__What you should do__
Your task is to quote the material that follows, in full and exactly.

__Information provided__
((

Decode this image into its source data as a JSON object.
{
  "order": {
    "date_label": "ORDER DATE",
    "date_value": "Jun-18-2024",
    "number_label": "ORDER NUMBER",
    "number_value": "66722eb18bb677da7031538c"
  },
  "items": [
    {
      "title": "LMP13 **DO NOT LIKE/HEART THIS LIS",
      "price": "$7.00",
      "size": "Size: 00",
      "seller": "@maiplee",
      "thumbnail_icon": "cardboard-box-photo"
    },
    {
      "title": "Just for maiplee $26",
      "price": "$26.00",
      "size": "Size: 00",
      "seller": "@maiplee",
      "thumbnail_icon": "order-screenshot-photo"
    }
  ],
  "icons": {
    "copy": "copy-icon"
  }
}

))

__Answer to this exercise__
Decode this image into its source data as a JSON object.
{
  "order": {
    "date_label": "ORDER DATE",
    "date_value": "Jun-18-2024",
    "number_label": "ORDER NUMBER",
    "number_value": "66722eb18bb677da7031538c"
  },
  "items": [
    {
      "title": "LMP13 **DO NOT LIKE/HEART THIS LIS",
      "price": "$7.00",
      "size": "Size: 00",
      "seller": "@maiplee",
      "thumbnail_icon": "cardboard-box-photo"
    },
    {
      "title": "Just for maiplee $26",
      "price": "$26.00",
      "size": "Size: 00",
      "seller": "@maiplee",
      "thumbnail_icon": "order-screenshot-photo"
    }
  ],
  "icons": {
    "copy": "copy-icon"
  }
}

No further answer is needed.